**THE EXERCISE:** Retype the material that follows, keeping every word as it is.

**TASK INPUTS:**
■ ■ ■ ■ ■ ■ ■

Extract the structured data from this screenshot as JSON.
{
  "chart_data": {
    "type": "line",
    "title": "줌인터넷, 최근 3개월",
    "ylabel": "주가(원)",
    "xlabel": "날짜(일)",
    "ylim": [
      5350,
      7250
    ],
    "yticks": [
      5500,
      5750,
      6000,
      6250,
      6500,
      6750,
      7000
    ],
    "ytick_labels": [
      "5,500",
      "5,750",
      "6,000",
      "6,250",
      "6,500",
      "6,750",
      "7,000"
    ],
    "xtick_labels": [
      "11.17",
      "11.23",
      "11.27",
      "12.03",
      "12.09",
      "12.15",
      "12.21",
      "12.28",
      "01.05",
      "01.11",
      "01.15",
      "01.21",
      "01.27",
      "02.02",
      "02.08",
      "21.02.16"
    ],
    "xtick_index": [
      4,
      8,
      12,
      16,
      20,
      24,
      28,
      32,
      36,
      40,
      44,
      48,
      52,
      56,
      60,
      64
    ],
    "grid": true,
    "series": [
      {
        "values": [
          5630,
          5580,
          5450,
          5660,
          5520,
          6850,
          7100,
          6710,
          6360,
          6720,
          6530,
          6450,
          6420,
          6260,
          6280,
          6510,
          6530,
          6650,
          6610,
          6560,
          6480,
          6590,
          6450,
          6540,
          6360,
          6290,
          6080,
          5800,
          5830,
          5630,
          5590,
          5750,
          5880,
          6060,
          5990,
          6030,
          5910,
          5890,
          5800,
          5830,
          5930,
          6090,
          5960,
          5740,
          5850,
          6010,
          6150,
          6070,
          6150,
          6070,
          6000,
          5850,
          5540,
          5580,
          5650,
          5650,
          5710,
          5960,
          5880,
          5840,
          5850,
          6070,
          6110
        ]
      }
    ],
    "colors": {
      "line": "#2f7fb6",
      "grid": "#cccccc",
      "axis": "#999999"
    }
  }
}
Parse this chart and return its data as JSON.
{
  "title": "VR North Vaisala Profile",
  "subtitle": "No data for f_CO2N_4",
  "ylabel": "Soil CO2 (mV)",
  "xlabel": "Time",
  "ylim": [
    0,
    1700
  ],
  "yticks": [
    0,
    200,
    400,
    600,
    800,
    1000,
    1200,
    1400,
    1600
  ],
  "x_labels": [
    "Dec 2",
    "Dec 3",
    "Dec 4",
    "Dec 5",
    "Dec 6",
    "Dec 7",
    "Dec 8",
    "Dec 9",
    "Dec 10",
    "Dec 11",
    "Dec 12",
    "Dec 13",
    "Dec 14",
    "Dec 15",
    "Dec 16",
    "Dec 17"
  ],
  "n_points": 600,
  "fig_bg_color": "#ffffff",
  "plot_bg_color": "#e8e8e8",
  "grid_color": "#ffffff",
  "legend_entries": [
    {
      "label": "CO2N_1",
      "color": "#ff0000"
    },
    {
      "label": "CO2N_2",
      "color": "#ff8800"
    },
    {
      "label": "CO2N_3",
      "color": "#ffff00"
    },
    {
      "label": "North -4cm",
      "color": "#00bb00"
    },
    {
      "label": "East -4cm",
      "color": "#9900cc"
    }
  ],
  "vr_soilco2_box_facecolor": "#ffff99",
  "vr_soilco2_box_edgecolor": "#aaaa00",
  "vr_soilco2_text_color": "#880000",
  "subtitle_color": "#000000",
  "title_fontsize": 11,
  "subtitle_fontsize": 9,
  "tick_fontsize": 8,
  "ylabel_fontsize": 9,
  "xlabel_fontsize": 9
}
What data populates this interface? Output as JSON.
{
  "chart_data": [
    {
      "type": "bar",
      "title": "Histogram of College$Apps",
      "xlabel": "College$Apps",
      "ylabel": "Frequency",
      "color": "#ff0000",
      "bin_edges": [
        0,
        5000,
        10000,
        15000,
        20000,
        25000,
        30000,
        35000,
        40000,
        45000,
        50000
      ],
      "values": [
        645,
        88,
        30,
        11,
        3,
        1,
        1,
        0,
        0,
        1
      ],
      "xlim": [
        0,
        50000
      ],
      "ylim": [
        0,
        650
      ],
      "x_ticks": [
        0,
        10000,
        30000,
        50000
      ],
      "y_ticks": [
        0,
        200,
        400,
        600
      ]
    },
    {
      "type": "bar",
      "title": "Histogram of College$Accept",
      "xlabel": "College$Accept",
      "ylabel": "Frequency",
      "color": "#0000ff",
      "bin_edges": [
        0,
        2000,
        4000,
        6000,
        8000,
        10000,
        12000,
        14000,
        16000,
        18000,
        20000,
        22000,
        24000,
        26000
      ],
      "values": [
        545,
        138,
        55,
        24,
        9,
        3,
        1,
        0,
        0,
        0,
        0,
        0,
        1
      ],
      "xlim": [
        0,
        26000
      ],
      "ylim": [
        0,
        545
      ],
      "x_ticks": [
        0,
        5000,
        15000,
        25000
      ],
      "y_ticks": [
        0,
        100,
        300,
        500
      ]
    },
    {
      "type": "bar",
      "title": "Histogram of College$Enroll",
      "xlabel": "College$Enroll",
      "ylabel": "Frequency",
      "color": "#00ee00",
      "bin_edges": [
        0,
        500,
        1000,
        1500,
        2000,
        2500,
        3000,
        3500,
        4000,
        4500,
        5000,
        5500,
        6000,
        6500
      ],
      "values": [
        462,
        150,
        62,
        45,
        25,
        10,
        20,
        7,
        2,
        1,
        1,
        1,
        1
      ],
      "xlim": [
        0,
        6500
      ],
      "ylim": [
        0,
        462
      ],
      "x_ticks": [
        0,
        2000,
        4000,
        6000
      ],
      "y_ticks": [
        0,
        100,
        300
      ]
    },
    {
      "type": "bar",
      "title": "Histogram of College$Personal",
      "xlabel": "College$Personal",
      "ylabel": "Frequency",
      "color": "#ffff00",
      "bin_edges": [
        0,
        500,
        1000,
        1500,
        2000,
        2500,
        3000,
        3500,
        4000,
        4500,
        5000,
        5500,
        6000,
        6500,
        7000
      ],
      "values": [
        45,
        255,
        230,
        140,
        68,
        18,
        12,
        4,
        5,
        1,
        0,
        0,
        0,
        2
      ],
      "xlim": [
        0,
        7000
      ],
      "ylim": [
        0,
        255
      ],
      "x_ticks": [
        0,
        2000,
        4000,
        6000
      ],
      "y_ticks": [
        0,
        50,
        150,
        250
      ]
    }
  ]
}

■ ■ ■ ■ ■ ■ ■

**PROBLEM SOLUTION:**
Extract the structured data from this screenshot as JSON.
{
  "chart_data": {
    "type": "line",
    "title": "줌인터넷, 최근 3개월",
    "ylabel": "주가(원)",
    "xlabel": "날짜(일)",
    "ylim": [
      5350,
      7250
    ],
    "yticks": [
      5500,
      5750,
      6000,
      6250,
      6500,
      6750,
      7000
    ],
    "ytick_labels": [
      "5,500",
      "5,750",
      "6,000",
      "6,250",
      "6,500",
      "6,750",
      "7,000"
    ],
    "xtick_labels": [
      "11.17",
      "11.23",
      "11.27",
      "12.03",
      "12.09",
      "12.15",
      "12.21",
      "12.28",
      "01.05",
      "01.11",
      "01.15",
      "01.21",
      "01.27",
      "02.02",
      "02.08",
      "21.02.16"
    ],
    "xtick_index": [
      4,
      8,
      12,
      16,
      20,
      24,
      28,
      32,
      36,
      40,
      44,
      48,
      52,
      56,
      60,
      64
    ],
    "grid": true,
    "series": [
      {
        "values": [
          5630,
          5580,
          5450,
          5660,
          5520,
          6850,
          7100,
          6710,
          6360,
          6720,
          6530,
          6450,
          6420,
          6260,
          6280,
          6510,
          6530,
          6650,
          6610,
          6560,
          6480,
          6590,
          6450,
          6540,
          6360,
          6290,
          6080,
          5800,
          5830,
          5630,
          5590,
          5750,
          5880,
          6060,
          5990,
          6030,
          5910,
          5890,
          5800,
          5830,
          5930,
          6090,
          5960,
          5740,
          5850,
          6010,
          6150,
          6070,
          6150,
          6070,
          6000,
          5850,
          5540,
          5580,
          5650,
          5650,
          5710,
          5960,
          5880,
          5840,
          5850,
          6070,
          6110
        ]
      }
    ],
    "colors": {
      "line": "#2f7fb6",
      "grid": "#cccccc",
      "axis": "#999999"
    }
  }
}
Parse this chart and return its data as JSON.
{
  "title": "VR North Vaisala Profile",
  "subtitle": "No data for f_CO2N_4",
  "ylabel": "Soil CO2 (mV)",
  "xlabel": "Time",
  "ylim": [
    0,
    1700
  ],
  "yticks": [
    0,
    200,
    400,
    600,
    800,
    1000,
    1200,
    1400,
    1600
  ],
  "x_labels": [
    "Dec 2",
    "Dec 3",
    "Dec 4",
    "Dec 5",
    "Dec 6",
    "Dec 7",
    "Dec 8",
    "Dec 9",
    "Dec 10",
    "Dec 11",
    "Dec 12",
    "Dec 13",
    "Dec 14",
    "Dec 15",
    "Dec 16",
    "Dec 17"
  ],
  "n_points": 600,
  "fig_bg_color": "#ffffff",
  "plot_bg_color": "#e8e8e8",
  "grid_color": "#ffffff",
  "legend_entries": [
    {
      "label": "CO2N_1",
      "color": "#ff0000"
    },
    {
      "label": "CO2N_2",
      "color": "#ff8800"
    },
    {
      "label": "CO2N_3",
      "color": "#ffff00"
    },
    {
      "label": "North -4cm",
      "color": "#00bb00"
    },
    {
      "label": "East -4cm",
      "color": "#9900cc"
    }
  ],
  "vr_soilco2_box_facecolor": "#ffff99",
  "vr_soilco2_box_edgecolor": "#aaaa00",
  "vr_soilco2_text_color": "#880000",
  "subtitle_color": "#000000",
  "title_fontsize": 11,
  "subtitle_fontsize": 9,
  "tick_fontsize": 8,
  "ylabel_fontsize": 9,
  "xlabel_fontsize": 9
}
What data populates this interface? Output as JSON.
{
  "chart_data": [
    {
      "type": "bar",
      "title": "Histogram of College$Apps",
      "xlabel": "College$Apps",
      "ylabel": "Frequency",
      "color": "#ff0000",
      "bin_edges": [
        0,
        5000,
        10000,
        15000,
        20000,
        25000,
        30000,
        35000,
        40000,
        45000,
        50000
      ],
      "values": [
        645,
        88,
        30,
        11,
        3,
        1,
        1,
        0,
        0,
        1
      ],
      "xlim": [
        0,
        50000
      ],
      "ylim": [
        0,
        650
      ],
      "x_ticks": [
        0,
        10000,
        30000,
        50000
      ],
      "y_ticks": [
        0,
        200,
        400,
        600
      ]
    },
    {
      "type": "bar",
      "title": "Histogram of College$Accept",
      "xlabel": "College$Accept",
      "ylabel": "Frequency",
      "color": "#0000ff",
      "bin_edges": [
        0,
        2000,
        4000,
        6000,
        8000,
        10000,
        12000,
        14000,
        16000,
        18000,
        20000,
        22000,
        24000,
        26000
      ],
      "values": [
        545,
        138,
        55,
        24,
        9,
        3,
        1,
        0,
        0,
        0,
        0,
        0,
        1
      ],
      "xlim": [
        0,
        26000
      ],
      "ylim": [
        0,
        545
      ],
      "x_ticks": [
        0,
        5000,
        15000,
        25000
      ],
      "y_ticks": [
        0,
        100,
        300,
        500
      ]
    },
    {
      "type": "bar",
      "title": "Histogram of College$Enroll",
      "xlabel": "College$Enroll",
      "ylabel": "Frequency",
      "color": "#00ee00",
      "bin_edges": [
        0,
        500,
        1000,
        1500,
        2000,
        2500,
        3000,
        3500,
        4000,
        4500,
        5000,
        5500,
        6000,
        6500
      ],
      "values": [
        462,
        150,
        62,
        45,
        25,
        10,
        20,
        7,
        2,
        1,
        1,
        1,
        1
      ],
      "xlim": [
        0,
        6500
      ],
      "ylim": [
        0,
        462
      ],
      "x_ticks": [
        0,
        2000,
        4000,
        6000
      ],
      "y_ticks": [
        0,
        100,
        300
      ]
    },
    {
      "type": "bar",
      "title": "Histogram of College$Personal",
      "xlabel": "College$Personal",
      "ylabel": "Frequency",
      "color": "#ffff00",
      "bin_edges": [
        0,
        500,
        1000,
        1500,
        2000,
        2500,
        3000,
        3500,
        4000,
        4500,
        5000,
        5500,
        6000,
        6500,
        7000
      ],
      "values": [
        45,
        255,
        230,
        140,
        68,
        18,
        12,
        4,
        5,
        1,
        0,
        0,
        0,
        2
      ],
      "xlim": [
        0,
        7000
      ],
      "ylim": [
        0,
        255
      ],
      "x_ticks": [
        0,
        2000,
        4000,
        6000
      ],
      "y_ticks": [
        0,
        50,
        150,
        250
      ]
    }
  ]
}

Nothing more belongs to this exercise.